■ Stated exercise:
Select all lines with the string "rank" in them, and copy those lines.

------------------------------

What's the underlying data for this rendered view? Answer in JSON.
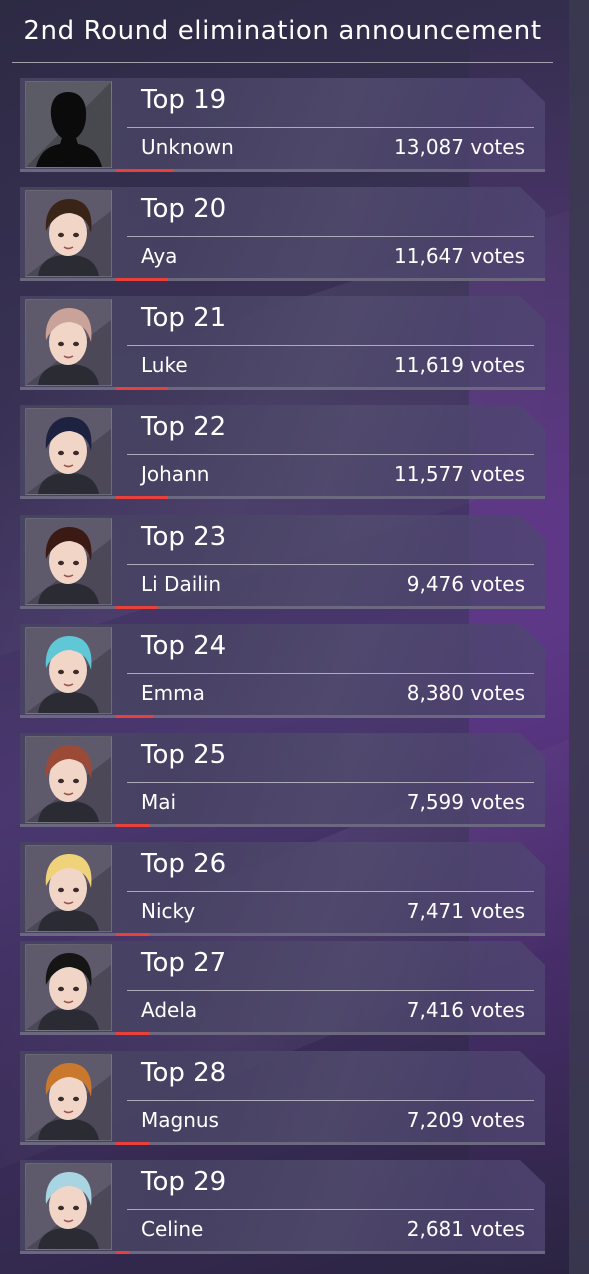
{
  "header": {
    "title": "2nd Round elimination announcement"
  },
  "colors": {
    "accent_bar": "#e8413b",
    "card_bg": "#48445f",
    "text": "#ffffff"
  },
  "entries": [
    {
      "rank": "Top 19",
      "name": "Unknown",
      "votes": "13,087 votes",
      "vote_count": 13087,
      "portrait": "silhouette-icon",
      "hair": "#111111"
    },
    {
      "rank": "Top 20",
      "name": "Aya",
      "votes": "11,647 votes",
      "vote_count": 11647,
      "portrait": "aya-portrait",
      "hair": "#3a2418"
    },
    {
      "rank": "Top 21",
      "name": "Luke",
      "votes": "11,619 votes",
      "vote_count": 11619,
      "portrait": "luke-portrait",
      "hair": "#c9a29a"
    },
    {
      "rank": "Top 22",
      "name": "Johann",
      "votes": "11,577 votes",
      "vote_count": 11577,
      "portrait": "johann-portrait",
      "hair": "#1d2240"
    },
    {
      "rank": "Top 23",
      "name": "Li Dailin",
      "votes": "9,476 votes",
      "vote_count": 9476,
      "portrait": "li-dailin-portrait",
      "hair": "#3a1a12"
    },
    {
      "rank": "Top 24",
      "name": "Emma",
      "votes": "8,380 votes",
      "vote_count": 8380,
      "portrait": "emma-portrait",
      "hair": "#5fc7d6"
    },
    {
      "rank": "Top 25",
      "name": "Mai",
      "votes": "7,599 votes",
      "vote_count": 7599,
      "portrait": "mai-portrait",
      "hair": "#9a4a36"
    },
    {
      "rank": "Top 26",
      "name": "Nicky",
      "votes": "7,471 votes",
      "vote_count": 7471,
      "portrait": "nicky-portrait",
      "hair": "#f0d27a"
    },
    {
      "rank": "Top 27",
      "name": "Adela",
      "votes": "7,416 votes",
      "vote_count": 7416,
      "portrait": "adela-portrait",
      "hair": "#151515"
    },
    {
      "rank": "Top 28",
      "name": "Magnus",
      "votes": "7,209 votes",
      "vote_count": 7209,
      "portrait": "magnus-portrait",
      "hair": "#c9782e"
    },
    {
      "rank": "Top 29",
      "name": "Celine",
      "votes": "2,681 votes",
      "vote_count": 2681,
      "portrait": "celine-portrait",
      "hair": "#a9d4e2"
    }
  ]
}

------------------------------

■ The result:
      "rank": "Top 19",
      "rank": "Top 20",
      "rank": "Top 21",
      "rank": "Top 22",
      "rank": "Top 23",
      "rank": "Top 24",
      "rank": "Top 25",
      "rank": "Top 26",
      "rank": "Top 27",
      "rank": "Top 28",
      "rank": "Top 29",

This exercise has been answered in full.